--- start of Excerpted records ---
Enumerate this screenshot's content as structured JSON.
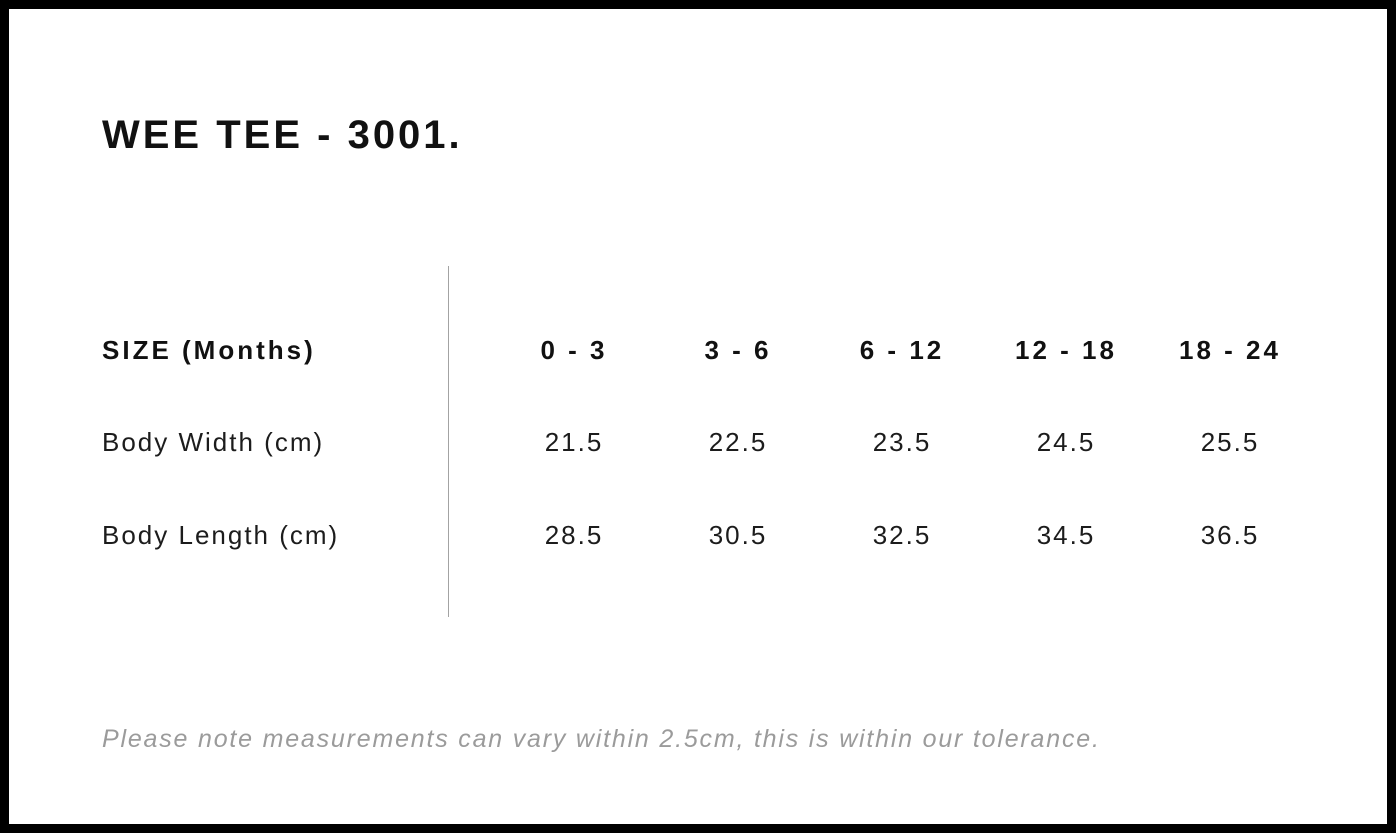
{
  "title": "WEE TEE - 3001.",
  "table": {
    "header": {
      "label": "SIZE (Months)",
      "columns": [
        "0 - 3",
        "3 - 6",
        "6 - 12",
        "12 - 18",
        "18 - 24"
      ]
    },
    "rows": [
      {
        "label": "Body Width (cm)",
        "values": [
          "21.5",
          "22.5",
          "23.5",
          "24.5",
          "25.5"
        ]
      },
      {
        "label": "Body Length (cm)",
        "values": [
          "28.5",
          "30.5",
          "32.5",
          "34.5",
          "36.5"
        ]
      }
    ]
  },
  "note": "Please note measurements can vary within 2.5cm, this is within our tolerance.",
  "colors": {
    "background": "#ffffff",
    "border": "#000000",
    "heading_text": "#111111",
    "value_text": "#1c1c1c",
    "label_muted": "#8c8c8c",
    "note_muted": "#9b9b9b",
    "divider": "#a3a3a3"
  }
}
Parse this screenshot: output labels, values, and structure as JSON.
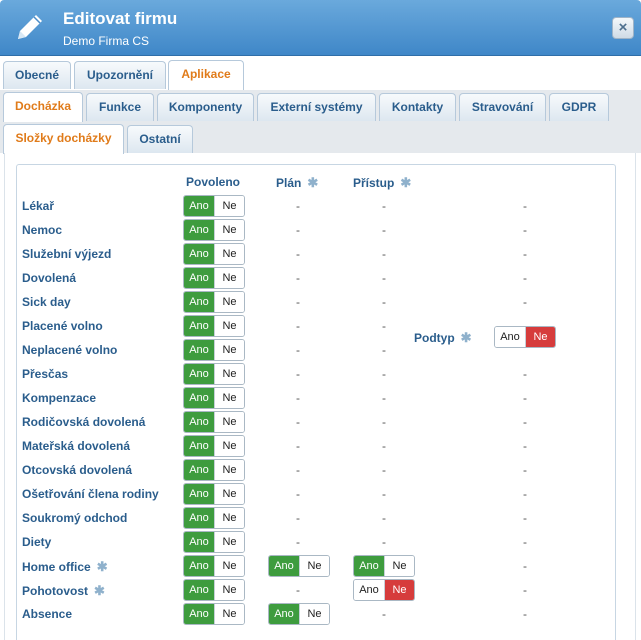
{
  "header": {
    "title": "Editovat firmu",
    "subtitle": "Demo Firma CS",
    "close_label": "×"
  },
  "tabs_row1": [
    "Obecné",
    "Upozornění",
    "Aplikace"
  ],
  "tabs_row2": [
    "Docházka",
    "Funkce",
    "Komponenty",
    "Externí systémy",
    "Kontakty",
    "Stravování",
    "GDPR"
  ],
  "tabs_row3": [
    "Složky docházky",
    "Ostatní"
  ],
  "columns": {
    "povoleno": "Povoleno",
    "plan": "Plán",
    "pristup": "Přístup"
  },
  "toggle": {
    "yes": "Ano",
    "no": "Ne"
  },
  "dash": "-",
  "podtyp": {
    "label": "Podtyp",
    "value": "Ne"
  },
  "rows": [
    {
      "label": "Lékař",
      "povoleno": "Ano"
    },
    {
      "label": "Nemoc",
      "povoleno": "Ano"
    },
    {
      "label": "Služební výjezd",
      "povoleno": "Ano"
    },
    {
      "label": "Dovolená",
      "povoleno": "Ano"
    },
    {
      "label": "Sick day",
      "povoleno": "Ano"
    },
    {
      "label": "Placené volno",
      "povoleno": "Ano"
    },
    {
      "label": "Neplacené volno",
      "povoleno": "Ano"
    },
    {
      "label": "Přesčas",
      "povoleno": "Ano"
    },
    {
      "label": "Kompenzace",
      "povoleno": "Ano"
    },
    {
      "label": "Rodičovská dovolená",
      "povoleno": "Ano"
    },
    {
      "label": "Mateřská dovolená",
      "povoleno": "Ano"
    },
    {
      "label": "Otcovská dovolená",
      "povoleno": "Ano"
    },
    {
      "label": "Ošetřování člena rodiny",
      "povoleno": "Ano"
    },
    {
      "label": "Soukromý odchod",
      "povoleno": "Ano"
    },
    {
      "label": "Diety",
      "povoleno": "Ano"
    },
    {
      "label": "Home office",
      "povoleno": "Ano",
      "plan": "Ano",
      "pristup": "Ano",
      "gear": true
    },
    {
      "label": "Pohotovost",
      "povoleno": "Ano",
      "pristup": "Ne",
      "gear": true
    },
    {
      "label": "Absence",
      "povoleno": "Ano",
      "plan": "Ano"
    }
  ],
  "colors": {
    "header": "#4a90d0",
    "active_tab_text": "#e07b1a",
    "toggle_green": "#3e9c3e",
    "toggle_red": "#d63c3c"
  }
}
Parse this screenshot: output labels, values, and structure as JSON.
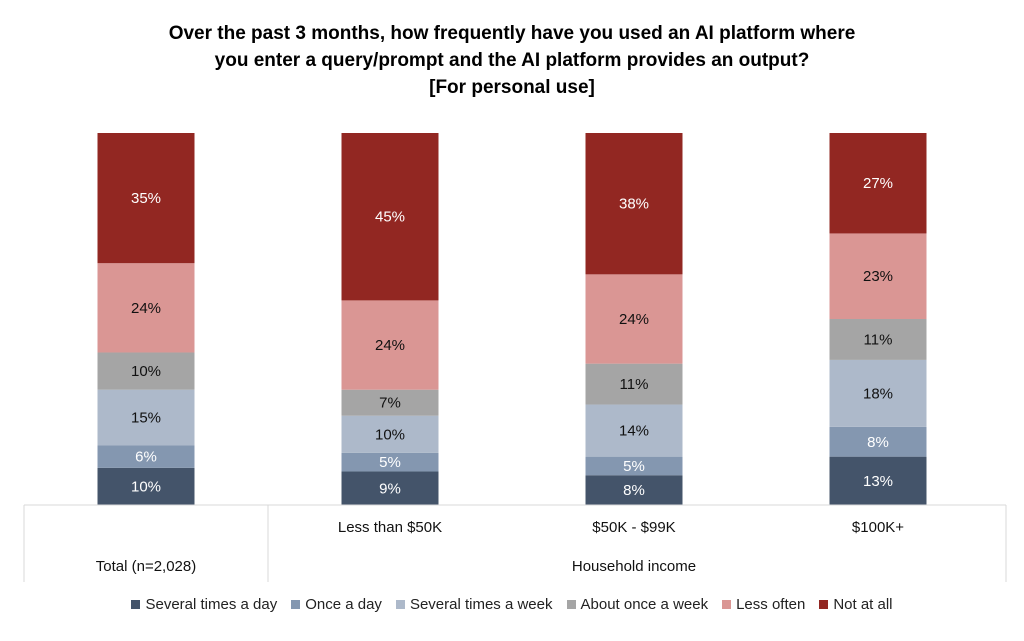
{
  "chart_data": {
    "type": "bar",
    "stacked": true,
    "orientation": "vertical",
    "title_lines": [
      "Over the past 3 months, how frequently have you used an AI platform where",
      "you enter a query/prompt and the AI platform provides an output?",
      "[For personal use]"
    ],
    "categories": [
      "Total (n=2,028)",
      "Less than $50K",
      "$50K - $99K",
      "$100K+"
    ],
    "category_groups": [
      {
        "label": "Total (n=2,028)",
        "categories": [
          "Total (n=2,028)"
        ]
      },
      {
        "label": "Household income",
        "categories": [
          "Less than $50K",
          "$50K - $99K",
          "$100K+"
        ]
      }
    ],
    "series": [
      {
        "name": "Several times a day",
        "color": "#44546A",
        "label_color": "#ffffff",
        "values": [
          10,
          9,
          8,
          13
        ]
      },
      {
        "name": "Once a day",
        "color": "#8497B0",
        "label_color": "#ffffff",
        "values": [
          6,
          5,
          5,
          8
        ]
      },
      {
        "name": "Several times a week",
        "color": "#ADB9CA",
        "label_color": "#111111",
        "values": [
          15,
          10,
          14,
          18
        ]
      },
      {
        "name": "About once a week",
        "color": "#A5A5A5",
        "label_color": "#111111",
        "values": [
          10,
          7,
          11,
          11
        ]
      },
      {
        "name": "Less often",
        "color": "#DA9694",
        "label_color": "#111111",
        "values": [
          24,
          24,
          24,
          23
        ]
      },
      {
        "name": "Not at all",
        "color": "#922722",
        "label_color": "#ffffff",
        "values": [
          35,
          45,
          38,
          27
        ]
      }
    ],
    "value_suffix": "%",
    "ylim": [
      0,
      100
    ],
    "y_axis_visible": false,
    "grid": false,
    "legend_position": "bottom"
  }
}
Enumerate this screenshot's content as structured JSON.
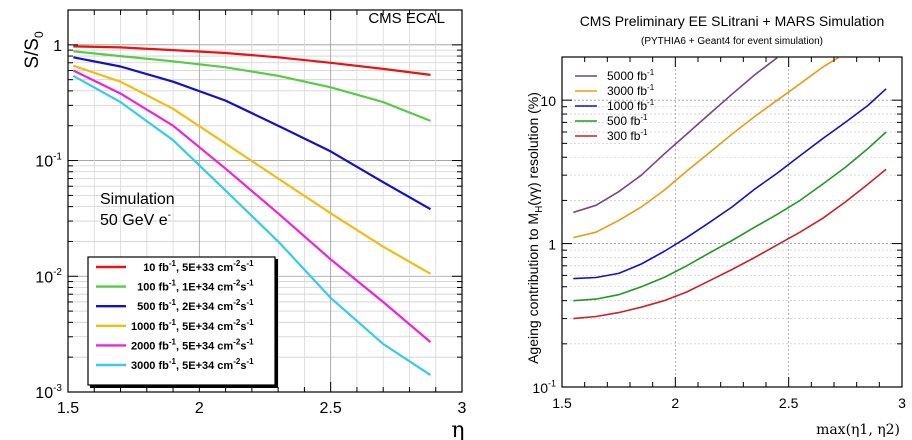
{
  "chart_data": [
    {
      "type": "line",
      "title": "CMS ECAL",
      "xlabel": "η",
      "ylabel": "S/S",
      "ylabel_sub": "0",
      "x_scale": "linear",
      "y_scale": "log",
      "xlim": [
        1.5,
        3.0
      ],
      "ylim": [
        0.001,
        2.0
      ],
      "x_ticks": [
        "1.5",
        "2",
        "2.5",
        "3"
      ],
      "y_ticks": [
        {
          "value": 1,
          "base": "1",
          "exp": ""
        },
        {
          "value": 0.1,
          "base": "10",
          "exp": "-1"
        },
        {
          "value": 0.01,
          "base": "10",
          "exp": "-2"
        },
        {
          "value": 0.001,
          "base": "10",
          "exp": "-3"
        }
      ],
      "grid": true,
      "legend_position": "bottom-left",
      "annotation_line1": "Simulation",
      "annotation_line2": "50 GeV e",
      "annotation_line2_sup": "-",
      "series": [
        {
          "name_lumi": "10 fb",
          "name_rate": ", 5E+33 cm",
          "color": "#ee1111",
          "x": [
            1.52,
            1.7,
            1.9,
            2.1,
            2.3,
            2.5,
            2.7,
            2.88
          ],
          "y": [
            0.97,
            0.95,
            0.9,
            0.85,
            0.78,
            0.7,
            0.62,
            0.55
          ]
        },
        {
          "name_lumi": "100 fb",
          "name_rate": ", 1E+34 cm",
          "color": "#55cc44",
          "x": [
            1.52,
            1.7,
            1.9,
            2.1,
            2.3,
            2.5,
            2.7,
            2.88
          ],
          "y": [
            0.88,
            0.8,
            0.72,
            0.64,
            0.54,
            0.43,
            0.32,
            0.22
          ]
        },
        {
          "name_lumi": "500 fb",
          "name_rate": ", 2E+34 cm",
          "color": "#1111cc",
          "x": [
            1.52,
            1.7,
            1.9,
            2.1,
            2.3,
            2.5,
            2.7,
            2.88
          ],
          "y": [
            0.78,
            0.65,
            0.48,
            0.33,
            0.2,
            0.12,
            0.065,
            0.038
          ]
        },
        {
          "name_lumi": "1000 fb",
          "name_rate": ", 5E+34 cm",
          "color": "#f4bb11",
          "x": [
            1.52,
            1.7,
            1.9,
            2.1,
            2.3,
            2.5,
            2.7,
            2.88
          ],
          "y": [
            0.66,
            0.48,
            0.28,
            0.14,
            0.07,
            0.035,
            0.018,
            0.0105
          ]
        },
        {
          "name_lumi": "2000 fb",
          "name_rate": ", 5E+34 cm",
          "color": "#ee22dd",
          "x": [
            1.52,
            1.7,
            1.9,
            2.1,
            2.3,
            2.5,
            2.7,
            2.88
          ],
          "y": [
            0.6,
            0.38,
            0.2,
            0.085,
            0.035,
            0.014,
            0.006,
            0.0027
          ]
        },
        {
          "name_lumi": "3000 fb",
          "name_rate": ", 5E+34 cm",
          "color": "#33ccee",
          "x": [
            1.52,
            1.7,
            1.9,
            2.1,
            2.3,
            2.5,
            2.7,
            2.88
          ],
          "y": [
            0.54,
            0.32,
            0.15,
            0.055,
            0.02,
            0.0065,
            0.0026,
            0.0014
          ]
        }
      ],
      "legend_units": {
        "lumi_sup": "-1",
        "rate_sup1": "-2",
        "rate_mid": "s",
        "rate_sup2": "-1"
      }
    },
    {
      "type": "line",
      "title": "CMS Preliminary EE SLitrani + MARS Simulation",
      "subtitle": "(PYTHIA6 + Geant4 for event simulation)",
      "xlabel": "max(η1, η2)",
      "ylabel": "Ageing contribution to M",
      "ylabel_sub": "H",
      "ylabel_tail": "(γγ) resolution (%)",
      "x_scale": "linear",
      "y_scale": "log",
      "xlim": [
        1.5,
        3.0
      ],
      "ylim": [
        0.1,
        20
      ],
      "x_ticks": [
        "1.5",
        "2",
        "2.5",
        "3"
      ],
      "y_ticks": [
        {
          "value": 10,
          "base": "10",
          "exp": ""
        },
        {
          "value": 1,
          "base": "1",
          "exp": ""
        },
        {
          "value": 0.1,
          "base": "10",
          "exp": "-1"
        }
      ],
      "grid": true,
      "legend_position": "top-left",
      "series": [
        {
          "name": "5000 fb",
          "color": "#774488",
          "x": [
            1.55,
            1.65,
            1.75,
            1.85,
            1.95,
            2.05,
            2.15,
            2.25,
            2.35,
            2.45
          ],
          "y": [
            1.65,
            1.85,
            2.3,
            3.0,
            4.2,
            5.8,
            8.0,
            11.0,
            15.0,
            19.8
          ]
        },
        {
          "name": "3000 fb",
          "color": "#ee9911",
          "x": [
            1.55,
            1.65,
            1.75,
            1.85,
            1.95,
            2.05,
            2.15,
            2.25,
            2.35,
            2.45,
            2.55,
            2.65,
            2.72
          ],
          "y": [
            1.1,
            1.2,
            1.45,
            1.8,
            2.35,
            3.2,
            4.3,
            5.8,
            7.7,
            10.0,
            13.0,
            17.0,
            19.8
          ]
        },
        {
          "name": "1000 fb",
          "color": "#1111cc",
          "x": [
            1.55,
            1.65,
            1.75,
            1.85,
            1.95,
            2.05,
            2.15,
            2.25,
            2.35,
            2.45,
            2.55,
            2.65,
            2.75,
            2.85,
            2.93
          ],
          "y": [
            0.57,
            0.58,
            0.62,
            0.72,
            0.88,
            1.1,
            1.4,
            1.8,
            2.4,
            3.1,
            4.1,
            5.4,
            7.0,
            9.2,
            12.0
          ]
        },
        {
          "name": "500 fb",
          "color": "#229922",
          "x": [
            1.55,
            1.65,
            1.75,
            1.85,
            1.95,
            2.05,
            2.15,
            2.25,
            2.35,
            2.45,
            2.55,
            2.65,
            2.75,
            2.85,
            2.93
          ],
          "y": [
            0.4,
            0.41,
            0.44,
            0.5,
            0.58,
            0.7,
            0.86,
            1.05,
            1.3,
            1.6,
            2.0,
            2.6,
            3.4,
            4.6,
            6.0
          ]
        },
        {
          "name": "300 fb",
          "color": "#cc2222",
          "x": [
            1.55,
            1.65,
            1.75,
            1.85,
            1.95,
            2.05,
            2.15,
            2.25,
            2.35,
            2.45,
            2.55,
            2.65,
            2.75,
            2.85,
            2.93
          ],
          "y": [
            0.3,
            0.31,
            0.33,
            0.36,
            0.4,
            0.46,
            0.55,
            0.66,
            0.8,
            0.98,
            1.2,
            1.5,
            1.95,
            2.6,
            3.3
          ]
        }
      ],
      "legend_units": {
        "lumi_sup": "-1"
      }
    }
  ]
}
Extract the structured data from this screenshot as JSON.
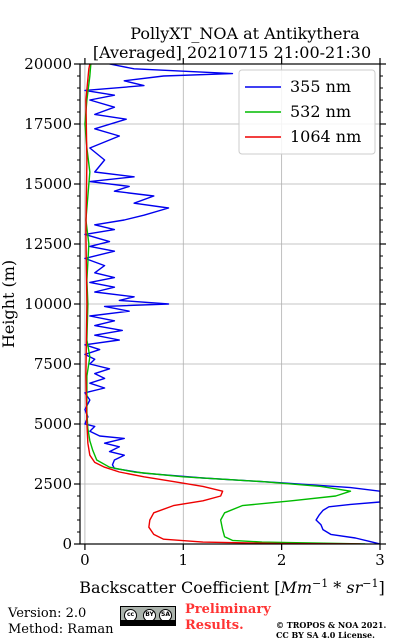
{
  "chart_data": {
    "type": "line",
    "title": "PollyXT_NOA at Antikythera",
    "subtitle": "[Averaged] 20210715 21:00-21:30",
    "xlabel_prefix": "Backscatter Coefficient [",
    "xlabel_unit_base": "Mm",
    "xlabel_unit_exp1": "−1",
    "xlabel_unit_mid": " * ",
    "xlabel_unit_base2": "sr",
    "xlabel_unit_exp2": "−1",
    "xlabel_suffix": "]",
    "ylabel": "Height (m)",
    "xlim": [
      -0.05,
      3.0
    ],
    "ylim": [
      0,
      20000
    ],
    "xticks": [
      0,
      1,
      2,
      3
    ],
    "xtick_labels": [
      "0",
      "1",
      "2",
      "3"
    ],
    "yticks": [
      0,
      2500,
      5000,
      7500,
      10000,
      12500,
      15000,
      17500,
      20000
    ],
    "ytick_labels": [
      "0",
      "2500",
      "5000",
      "7500",
      "10000",
      "12500",
      "15000",
      "17500",
      "20000"
    ],
    "grid": true,
    "legend_position": "top-right",
    "series": [
      {
        "name": "355 nm",
        "color": "#0000ee",
        "points": [
          [
            3.0,
            0
          ],
          [
            2.9,
            100
          ],
          [
            2.75,
            250
          ],
          [
            2.5,
            400
          ],
          [
            2.42,
            600
          ],
          [
            2.4,
            800
          ],
          [
            2.35,
            1000
          ],
          [
            2.38,
            1200
          ],
          [
            2.42,
            1400
          ],
          [
            2.48,
            1550
          ],
          [
            2.7,
            1650
          ],
          [
            3.0,
            1750
          ],
          [
            3.0,
            2200
          ],
          [
            2.7,
            2350
          ],
          [
            2.0,
            2550
          ],
          [
            1.2,
            2750
          ],
          [
            0.6,
            2950
          ],
          [
            0.3,
            3150
          ],
          [
            0.28,
            3300
          ],
          [
            0.3,
            3500
          ],
          [
            0.4,
            3700
          ],
          [
            0.25,
            3850
          ],
          [
            0.35,
            4050
          ],
          [
            0.2,
            4200
          ],
          [
            0.4,
            4400
          ],
          [
            0.15,
            4500
          ],
          [
            0.05,
            4700
          ],
          [
            0.1,
            4900
          ],
          [
            0.0,
            5000
          ],
          [
            0.03,
            5300
          ],
          [
            0.0,
            5600
          ],
          [
            0.05,
            6000
          ],
          [
            0.0,
            6300
          ],
          [
            0.2,
            6500
          ],
          [
            0.05,
            6700
          ],
          [
            0.2,
            6900
          ],
          [
            0.1,
            7100
          ],
          [
            0.25,
            7300
          ],
          [
            0.05,
            7500
          ],
          [
            0.1,
            7700
          ],
          [
            0.0,
            7900
          ],
          [
            0.15,
            8100
          ],
          [
            0.0,
            8300
          ],
          [
            0.35,
            8500
          ],
          [
            0.1,
            8700
          ],
          [
            0.38,
            8900
          ],
          [
            0.1,
            9100
          ],
          [
            0.3,
            9300
          ],
          [
            0.05,
            9500
          ],
          [
            0.45,
            9700
          ],
          [
            0.2,
            9900
          ],
          [
            0.85,
            10000
          ],
          [
            0.35,
            10150
          ],
          [
            0.5,
            10300
          ],
          [
            0.1,
            10500
          ],
          [
            0.3,
            10700
          ],
          [
            0.05,
            10900
          ],
          [
            0.3,
            11100
          ],
          [
            0.1,
            11300
          ],
          [
            0.2,
            11600
          ],
          [
            0.0,
            11900
          ],
          [
            0.3,
            12200
          ],
          [
            0.05,
            12400
          ],
          [
            0.25,
            12600
          ],
          [
            0.0,
            12900
          ],
          [
            0.3,
            13100
          ],
          [
            0.1,
            13300
          ],
          [
            0.4,
            13500
          ],
          [
            0.6,
            13700
          ],
          [
            0.85,
            14000
          ],
          [
            0.5,
            14200
          ],
          [
            0.7,
            14500
          ],
          [
            0.3,
            14700
          ],
          [
            0.45,
            14900
          ],
          [
            0.05,
            15100
          ],
          [
            0.5,
            15300
          ],
          [
            0.1,
            15500
          ],
          [
            0.2,
            16000
          ],
          [
            0.05,
            16500
          ],
          [
            0.35,
            17000
          ],
          [
            0.1,
            17300
          ],
          [
            0.42,
            17700
          ],
          [
            0.1,
            17900
          ],
          [
            0.3,
            18200
          ],
          [
            0.05,
            18500
          ],
          [
            0.3,
            18700
          ],
          [
            0.0,
            18900
          ],
          [
            0.6,
            19100
          ],
          [
            0.4,
            19300
          ],
          [
            0.8,
            19500
          ],
          [
            1.5,
            19600
          ],
          [
            1.0,
            19700
          ],
          [
            0.5,
            19800
          ],
          [
            0.25,
            20000
          ]
        ]
      },
      {
        "name": "532 nm",
        "color": "#00bb00",
        "points": [
          [
            2.85,
            0
          ],
          [
            2.5,
            30
          ],
          [
            1.8,
            80
          ],
          [
            1.5,
            150
          ],
          [
            1.42,
            300
          ],
          [
            1.4,
            600
          ],
          [
            1.38,
            1000
          ],
          [
            1.42,
            1300
          ],
          [
            1.6,
            1600
          ],
          [
            2.1,
            1800
          ],
          [
            2.55,
            2000
          ],
          [
            2.7,
            2200
          ],
          [
            2.4,
            2400
          ],
          [
            1.8,
            2600
          ],
          [
            1.0,
            2800
          ],
          [
            0.5,
            3000
          ],
          [
            0.25,
            3200
          ],
          [
            0.12,
            3500
          ],
          [
            0.08,
            3900
          ],
          [
            0.05,
            4300
          ],
          [
            0.03,
            4800
          ],
          [
            0.02,
            5500
          ],
          [
            0.02,
            7000
          ],
          [
            0.05,
            7800
          ],
          [
            0.02,
            8500
          ],
          [
            0.03,
            10000
          ],
          [
            0.02,
            11000
          ],
          [
            0.04,
            12500
          ],
          [
            0.01,
            13500
          ],
          [
            0.03,
            14500
          ],
          [
            0.05,
            15500
          ],
          [
            0.02,
            16500
          ],
          [
            0.0,
            17500
          ],
          [
            0.02,
            18500
          ],
          [
            0.05,
            19500
          ],
          [
            0.06,
            20000
          ]
        ]
      },
      {
        "name": "1064 nm",
        "color": "#ee0000",
        "points": [
          [
            2.8,
            0
          ],
          [
            2.0,
            20
          ],
          [
            1.2,
            80
          ],
          [
            0.8,
            200
          ],
          [
            0.7,
            400
          ],
          [
            0.65,
            700
          ],
          [
            0.66,
            1000
          ],
          [
            0.7,
            1300
          ],
          [
            0.9,
            1600
          ],
          [
            1.2,
            1800
          ],
          [
            1.38,
            2000
          ],
          [
            1.4,
            2200
          ],
          [
            1.2,
            2400
          ],
          [
            0.9,
            2600
          ],
          [
            0.6,
            2800
          ],
          [
            0.35,
            3000
          ],
          [
            0.2,
            3200
          ],
          [
            0.1,
            3400
          ],
          [
            0.05,
            3700
          ],
          [
            0.03,
            4200
          ],
          [
            0.02,
            5000
          ],
          [
            0.01,
            7000
          ],
          [
            0.02,
            10000
          ],
          [
            0.01,
            13000
          ],
          [
            0.02,
            16000
          ],
          [
            0.01,
            18500
          ],
          [
            0.04,
            19800
          ],
          [
            0.05,
            20000
          ]
        ]
      }
    ]
  },
  "footer": {
    "version": "Version: 2.0",
    "method": "Method: Raman",
    "cc_label": "cc",
    "cc_by": "BY",
    "cc_sa": "SA",
    "preliminary_line1": "Preliminary",
    "preliminary_line2": "Results.",
    "copyright_line1": "© TROPOS & NOA 2021.",
    "copyright_line2": "CC BY SA 4.0 License."
  }
}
--- end of Excerpted records ---
__Your objective__.
Copy all lines from the data that hold the word "Body".

__Solution to this problem__.
        "label": "Body Width (cm)",
        "label": "Body Length (cm)",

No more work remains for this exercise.